» **EXERCISE DESCRIPTION**
Quote every line as written. Omit pictures.

» **SUPPLIED MATERIAL**

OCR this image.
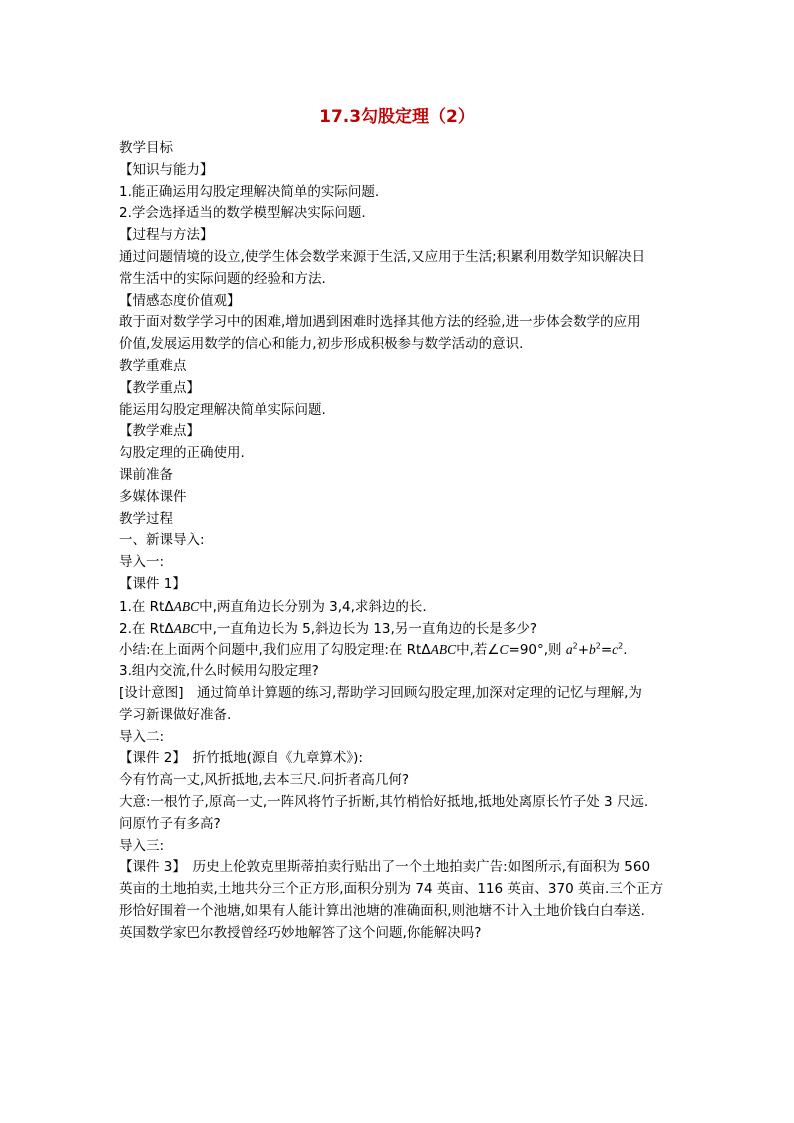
17.3勾股定理（2）
教学目标
【知识与能力】
1.能正确运用勾股定理解决简单的实际问题.
2.学会选择适当的数学模型解决实际问题.
【过程与方法】
通过问题情境的设立,使学生体会数学来源于生活,又应用于生活;积累利用数学知识解决日
常生活中的实际问题的经验和方法.
【情感态度价值观】
敢于面对数学学习中的困难,增加遇到困难时选择其他方法的经验,进一步体会数学的应用
价值,发展运用数学的信心和能力,初步形成积极参与数学活动的意识.
教学重难点
【教学重点】
能运用勾股定理解决简单实际问题.
【教学难点】
勾股定理的正确使用.
课前准备
多媒体课件
教学过程
一、新课导入:
导入一:
【课件 1】
1.在 RtΔABC中,两直角边长分别为 3,4,求斜边的长.
2.在 RtΔABC中,一直角边长为 5,斜边长为 13,另一直角边的长是多少?
小结:在上面两个问题中,我们应用了勾股定理:在 RtΔABC中,若∠C=90°,则 $a^2+b^2=c^2$.
3.组内交流,什么时候用勾股定理?
[设计意图]　通过简单计算题的练习,帮助学习回顾勾股定理,加深对定理的记忆与理解,为
学习新课做好准备.
导入二:
【课件 2】　折竹抵地(源自《九章算术》):
今有竹高一丈,风折抵地,去本三尺.问折者高几何?
大意:一根竹子,原高一丈,一阵风将竹子折断,其竹梢恰好抵地,抵地处离原长竹子处 3 尺远.
问原竹子有多高?
导入三:
【课件 3】　历史上伦敦克里斯蒂拍卖行贴出了一个土地拍卖广告:如图所示,有面积为 560
英亩的土地拍卖,土地共分三个正方形,面积分别为 74 英亩、116 英亩、370 英亩.三个正方
形恰好围着一个池塘,如果有人能计算出池塘的准确面积,则池塘不计入土地价钱白白奉送.
英国数学家巴尔教授曾经巧妙地解答了这个问题,你能解决吗?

» **WRITTEN RESPONSE**
OCR this image.
17.3勾股定理（2）
教学目标
【知识与能力】
1.能正确运用勾股定理解决简单的实际问题.
2.学会选择适当的数学模型解决实际问题.
【过程与方法】
通过问题情境的设立,使学生体会数学来源于生活,又应用于生活;积累利用数学知识解决日
常生活中的实际问题的经验和方法.
【情感态度价值观】
敢于面对数学学习中的困难,增加遇到困难时选择其他方法的经验,进一步体会数学的应用
价值,发展运用数学的信心和能力,初步形成积极参与数学活动的意识.
教学重难点
【教学重点】
能运用勾股定理解决简单实际问题.
【教学难点】
勾股定理的正确使用.
课前准备
多媒体课件
教学过程
一、新课导入:
导入一:
【课件 1】
1.在 RtΔABC中,两直角边长分别为 3,4,求斜边的长.
2.在 RtΔABC中,一直角边长为 5,斜边长为 13,另一直角边的长是多少?
小结:在上面两个问题中,我们应用了勾股定理:在 RtΔABC中,若∠C=90°,则 $a^2+b^2=c^2$.
3.组内交流,什么时候用勾股定理?
[设计意图]　通过简单计算题的练习,帮助学习回顾勾股定理,加深对定理的记忆与理解,为
学习新课做好准备.
导入二:
【课件 2】　折竹抵地(源自《九章算术》):
今有竹高一丈,风折抵地,去本三尺.问折者高几何?
大意:一根竹子,原高一丈,一阵风将竹子折断,其竹梢恰好抵地,抵地处离原长竹子处 3 尺远.
问原竹子有多高?
导入三:
【课件 3】　历史上伦敦克里斯蒂拍卖行贴出了一个土地拍卖广告:如图所示,有面积为 560
英亩的土地拍卖,土地共分三个正方形,面积分别为 74 英亩、116 英亩、370 英亩.三个正方
形恰好围着一个池塘,如果有人能计算出池塘的准确面积,则池塘不计入土地价钱白白奉送.
英国数学家巴尔教授曾经巧妙地解答了这个问题,你能解决吗?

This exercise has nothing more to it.